*Supplied records*
--------

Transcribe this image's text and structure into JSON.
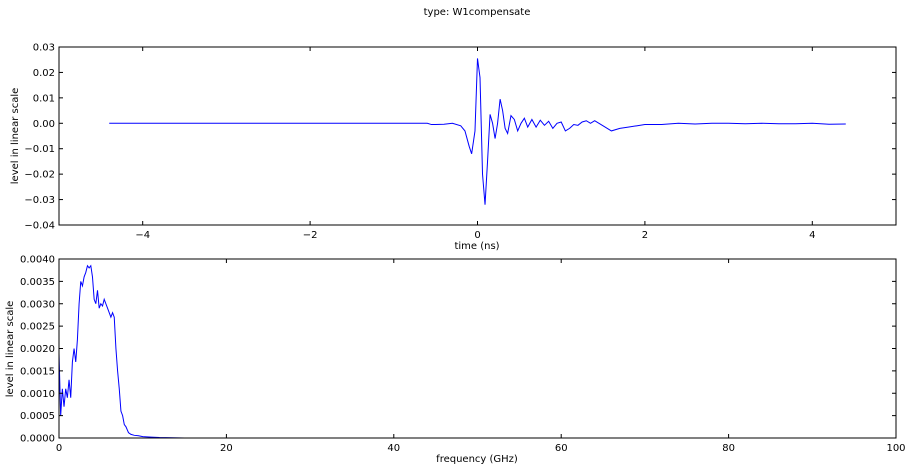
{
  "figure": {
    "title": "type: W1compensate"
  },
  "chart_data": [
    {
      "type": "line",
      "xlabel": "time (ns)",
      "ylabel": "level in linear scale",
      "xlim": [
        -5,
        5
      ],
      "ylim": [
        -0.04,
        0.03
      ],
      "xticks": [
        -4,
        -2,
        0,
        2,
        4
      ],
      "yticks": [
        -0.04,
        -0.03,
        -0.02,
        -0.01,
        0.0,
        0.01,
        0.02,
        0.03
      ],
      "xtick_labels": [
        "−4",
        "−2",
        "0",
        "2",
        "4"
      ],
      "ytick_labels": [
        "−0.04",
        "−0.03",
        "−0.02",
        "−0.01",
        "0.00",
        "0.01",
        "0.02",
        "0.03"
      ],
      "grid": false,
      "line_color": "#0000ff",
      "series": [
        {
          "x": [
            -4.4,
            -0.6,
            -0.55,
            -0.5,
            -0.4,
            -0.3,
            -0.2,
            -0.15,
            -0.1,
            -0.07,
            -0.03,
            0.0,
            0.03,
            0.06,
            0.09,
            0.12,
            0.15,
            0.18,
            0.21,
            0.24,
            0.27,
            0.3,
            0.33,
            0.36,
            0.4,
            0.44,
            0.48,
            0.52,
            0.56,
            0.6,
            0.65,
            0.7,
            0.75,
            0.8,
            0.85,
            0.9,
            0.95,
            1.0,
            1.05,
            1.1,
            1.15,
            1.2,
            1.25,
            1.3,
            1.35,
            1.4,
            1.5,
            1.6,
            1.7,
            1.8,
            1.9,
            2.0,
            2.2,
            2.4,
            2.6,
            2.8,
            3.0,
            3.2,
            3.4,
            3.6,
            3.8,
            4.0,
            4.2,
            4.4
          ],
          "y": [
            0.0,
            0.0,
            -0.0005,
            -0.0005,
            -0.0004,
            0.0,
            -0.001,
            -0.003,
            -0.009,
            -0.012,
            -0.003,
            0.0255,
            0.018,
            -0.02,
            -0.032,
            -0.015,
            0.0035,
            0.0,
            -0.006,
            0.0,
            0.0095,
            0.005,
            -0.002,
            -0.004,
            0.003,
            0.0015,
            -0.003,
            0.0,
            0.002,
            -0.0015,
            0.0015,
            -0.0015,
            0.0012,
            -0.0008,
            0.0008,
            -0.002,
            0.0,
            0.0005,
            -0.003,
            -0.002,
            -0.0005,
            -0.0008,
            0.0005,
            0.001,
            0.0,
            0.001,
            -0.001,
            -0.003,
            -0.002,
            -0.0015,
            -0.001,
            -0.0005,
            -0.0005,
            0.0,
            -0.0003,
            0.0,
            0.0,
            -0.0002,
            0.0,
            -0.0002,
            -0.0002,
            0.0,
            -0.0004,
            -0.0003
          ]
        }
      ]
    },
    {
      "type": "line",
      "xlabel": "frequency (GHz)",
      "ylabel": "level in linear scale",
      "xlim": [
        0,
        100
      ],
      "ylim": [
        0.0,
        0.004
      ],
      "xticks": [
        0,
        20,
        40,
        60,
        80,
        100
      ],
      "yticks": [
        0.0,
        0.0005,
        0.001,
        0.0015,
        0.002,
        0.0025,
        0.003,
        0.0035,
        0.004
      ],
      "xtick_labels": [
        "0",
        "20",
        "40",
        "60",
        "80",
        "100"
      ],
      "ytick_labels": [
        "0.0000",
        "0.0005",
        "0.0010",
        "0.0015",
        "0.0020",
        "0.0025",
        "0.0030",
        "0.0035",
        "0.0040"
      ],
      "grid": false,
      "line_color": "#0000ff",
      "series": [
        {
          "x": [
            0.0,
            0.2,
            0.4,
            0.6,
            0.8,
            1.0,
            1.2,
            1.4,
            1.6,
            1.8,
            2.0,
            2.2,
            2.4,
            2.6,
            2.8,
            3.0,
            3.2,
            3.4,
            3.6,
            3.8,
            4.0,
            4.2,
            4.4,
            4.6,
            4.8,
            5.0,
            5.2,
            5.4,
            5.6,
            5.8,
            6.0,
            6.2,
            6.4,
            6.6,
            6.8,
            7.0,
            7.2,
            7.4,
            7.6,
            7.8,
            8.0,
            8.3,
            8.6,
            9.0,
            9.5,
            10.0,
            11.0,
            12.0,
            15.0,
            20.0,
            40.0,
            60.0,
            80.0,
            100.0
          ],
          "y": [
            0.0019,
            0.0005,
            0.0011,
            0.0007,
            0.0011,
            0.0009,
            0.0013,
            0.0009,
            0.0017,
            0.002,
            0.0017,
            0.0022,
            0.003,
            0.0035,
            0.0034,
            0.0036,
            0.0037,
            0.00385,
            0.0038,
            0.00385,
            0.0036,
            0.0031,
            0.003,
            0.0033,
            0.0029,
            0.003,
            0.00295,
            0.0031,
            0.003,
            0.0029,
            0.0028,
            0.0027,
            0.0028,
            0.0027,
            0.002,
            0.0015,
            0.0011,
            0.0006,
            0.0005,
            0.0003,
            0.00025,
            0.00012,
            8e-05,
            6e-05,
            5e-05,
            3e-05,
            2e-05,
            1e-05,
            0.0,
            0.0,
            0.0,
            0.0,
            0.0,
            0.0
          ]
        }
      ]
    }
  ]
}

--------

*Written request*
Produce an exact copy of each line of data, skipping embedded images.

*Answer to the problem*
Transcribe this image's text and structure into JSON.
{
  "figure": {
    "title": "type: W1compensate"
  },
  "chart_data": [
    {
      "type": "line",
      "xlabel": "time (ns)",
      "ylabel": "level in linear scale",
      "xlim": [
        -5,
        5
      ],
      "ylim": [
        -0.04,
        0.03
      ],
      "xticks": [
        -4,
        -2,
        0,
        2,
        4
      ],
      "yticks": [
        -0.04,
        -0.03,
        -0.02,
        -0.01,
        0.0,
        0.01,
        0.02,
        0.03
      ],
      "xtick_labels": [
        "−4",
        "−2",
        "0",
        "2",
        "4"
      ],
      "ytick_labels": [
        "−0.04",
        "−0.03",
        "−0.02",
        "−0.01",
        "0.00",
        "0.01",
        "0.02",
        "0.03"
      ],
      "grid": false,
      "line_color": "#0000ff",
      "series": [
        {
          "x": [
            -4.4,
            -0.6,
            -0.55,
            -0.5,
            -0.4,
            -0.3,
            -0.2,
            -0.15,
            -0.1,
            -0.07,
            -0.03,
            0.0,
            0.03,
            0.06,
            0.09,
            0.12,
            0.15,
            0.18,
            0.21,
            0.24,
            0.27,
            0.3,
            0.33,
            0.36,
            0.4,
            0.44,
            0.48,
            0.52,
            0.56,
            0.6,
            0.65,
            0.7,
            0.75,
            0.8,
            0.85,
            0.9,
            0.95,
            1.0,
            1.05,
            1.1,
            1.15,
            1.2,
            1.25,
            1.3,
            1.35,
            1.4,
            1.5,
            1.6,
            1.7,
            1.8,
            1.9,
            2.0,
            2.2,
            2.4,
            2.6,
            2.8,
            3.0,
            3.2,
            3.4,
            3.6,
            3.8,
            4.0,
            4.2,
            4.4
          ],
          "y": [
            0.0,
            0.0,
            -0.0005,
            -0.0005,
            -0.0004,
            0.0,
            -0.001,
            -0.003,
            -0.009,
            -0.012,
            -0.003,
            0.0255,
            0.018,
            -0.02,
            -0.032,
            -0.015,
            0.0035,
            0.0,
            -0.006,
            0.0,
            0.0095,
            0.005,
            -0.002,
            -0.004,
            0.003,
            0.0015,
            -0.003,
            0.0,
            0.002,
            -0.0015,
            0.0015,
            -0.0015,
            0.0012,
            -0.0008,
            0.0008,
            -0.002,
            0.0,
            0.0005,
            -0.003,
            -0.002,
            -0.0005,
            -0.0008,
            0.0005,
            0.001,
            0.0,
            0.001,
            -0.001,
            -0.003,
            -0.002,
            -0.0015,
            -0.001,
            -0.0005,
            -0.0005,
            0.0,
            -0.0003,
            0.0,
            0.0,
            -0.0002,
            0.0,
            -0.0002,
            -0.0002,
            0.0,
            -0.0004,
            -0.0003
          ]
        }
      ]
    },
    {
      "type": "line",
      "xlabel": "frequency (GHz)",
      "ylabel": "level in linear scale",
      "xlim": [
        0,
        100
      ],
      "ylim": [
        0.0,
        0.004
      ],
      "xticks": [
        0,
        20,
        40,
        60,
        80,
        100
      ],
      "yticks": [
        0.0,
        0.0005,
        0.001,
        0.0015,
        0.002,
        0.0025,
        0.003,
        0.0035,
        0.004
      ],
      "xtick_labels": [
        "0",
        "20",
        "40",
        "60",
        "80",
        "100"
      ],
      "ytick_labels": [
        "0.0000",
        "0.0005",
        "0.0010",
        "0.0015",
        "0.0020",
        "0.0025",
        "0.0030",
        "0.0035",
        "0.0040"
      ],
      "grid": false,
      "line_color": "#0000ff",
      "series": [
        {
          "x": [
            0.0,
            0.2,
            0.4,
            0.6,
            0.8,
            1.0,
            1.2,
            1.4,
            1.6,
            1.8,
            2.0,
            2.2,
            2.4,
            2.6,
            2.8,
            3.0,
            3.2,
            3.4,
            3.6,
            3.8,
            4.0,
            4.2,
            4.4,
            4.6,
            4.8,
            5.0,
            5.2,
            5.4,
            5.6,
            5.8,
            6.0,
            6.2,
            6.4,
            6.6,
            6.8,
            7.0,
            7.2,
            7.4,
            7.6,
            7.8,
            8.0,
            8.3,
            8.6,
            9.0,
            9.5,
            10.0,
            11.0,
            12.0,
            15.0,
            20.0,
            40.0,
            60.0,
            80.0,
            100.0
          ],
          "y": [
            0.0019,
            0.0005,
            0.0011,
            0.0007,
            0.0011,
            0.0009,
            0.0013,
            0.0009,
            0.0017,
            0.002,
            0.0017,
            0.0022,
            0.003,
            0.0035,
            0.0034,
            0.0036,
            0.0037,
            0.00385,
            0.0038,
            0.00385,
            0.0036,
            0.0031,
            0.003,
            0.0033,
            0.0029,
            0.003,
            0.00295,
            0.0031,
            0.003,
            0.0029,
            0.0028,
            0.0027,
            0.0028,
            0.0027,
            0.002,
            0.0015,
            0.0011,
            0.0006,
            0.0005,
            0.0003,
            0.00025,
            0.00012,
            8e-05,
            6e-05,
            5e-05,
            3e-05,
            2e-05,
            1e-05,
            0.0,
            0.0,
            0.0,
            0.0,
            0.0,
            0.0
          ]
        }
      ]
    }
  ]
}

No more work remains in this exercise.